### Given entries ###
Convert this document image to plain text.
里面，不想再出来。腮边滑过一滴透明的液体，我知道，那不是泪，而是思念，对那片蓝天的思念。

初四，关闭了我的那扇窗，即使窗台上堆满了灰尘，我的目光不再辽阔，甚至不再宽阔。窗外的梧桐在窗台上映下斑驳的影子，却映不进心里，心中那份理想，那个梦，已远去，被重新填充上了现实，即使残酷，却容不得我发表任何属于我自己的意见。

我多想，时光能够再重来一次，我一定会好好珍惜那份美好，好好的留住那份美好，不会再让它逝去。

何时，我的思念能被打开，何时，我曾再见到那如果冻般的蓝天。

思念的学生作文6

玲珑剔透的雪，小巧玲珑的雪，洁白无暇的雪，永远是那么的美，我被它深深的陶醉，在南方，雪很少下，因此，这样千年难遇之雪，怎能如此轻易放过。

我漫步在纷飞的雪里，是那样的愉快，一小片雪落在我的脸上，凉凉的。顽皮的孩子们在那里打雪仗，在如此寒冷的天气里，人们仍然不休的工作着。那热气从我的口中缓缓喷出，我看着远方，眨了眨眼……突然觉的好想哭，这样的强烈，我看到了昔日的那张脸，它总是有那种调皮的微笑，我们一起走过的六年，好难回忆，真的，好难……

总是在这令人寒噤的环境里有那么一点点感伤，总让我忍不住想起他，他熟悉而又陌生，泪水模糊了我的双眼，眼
###
Given instruction:
Quote each line above in full, word for word.

Answer to this problem:
Convert this document image to plain text.
里面，不想再出来。腮边滑过一滴透明的液体，我知道，那不是泪，而是思念，对那片蓝天的思念。

初四，关闭了我的那扇窗，即使窗台上堆满了灰尘，我的目光不再辽阔，甚至不再宽阔。窗外的梧桐在窗台上映下斑驳的影子，却映不进心里，心中那份理想，那个梦，已远去，被重新填充上了现实，即使残酷，却容不得我发表任何属于我自己的意见。

我多想，时光能够再重来一次，我一定会好好珍惜那份美好，好好的留住那份美好，不会再让它逝去。

何时，我的思念能被打开，何时，我曾再见到那如果冻般的蓝天。

思念的学生作文6

玲珑剔透的雪，小巧玲珑的雪，洁白无暇的雪，永远是那么的美，我被它深深的陶醉，在南方，雪很少下，因此，这样千年难遇之雪，怎能如此轻易放过。

我漫步在纷飞的雪里，是那样的愉快，一小片雪落在我的脸上，凉凉的。顽皮的孩子们在那里打雪仗，在如此寒冷的天气里，人们仍然不休的工作着。那热气从我的口中缓缓喷出，我看着远方，眨了眨眼……突然觉的好想哭，这样的强烈，我看到了昔日的那张脸，它总是有那种调皮的微笑，我们一起走过的六年，好难回忆，真的，好难……

总是在这令人寒噤的环境里有那么一点点感伤，总让我忍不住想起他，他熟悉而又陌生，泪水模糊了我的双眼，眼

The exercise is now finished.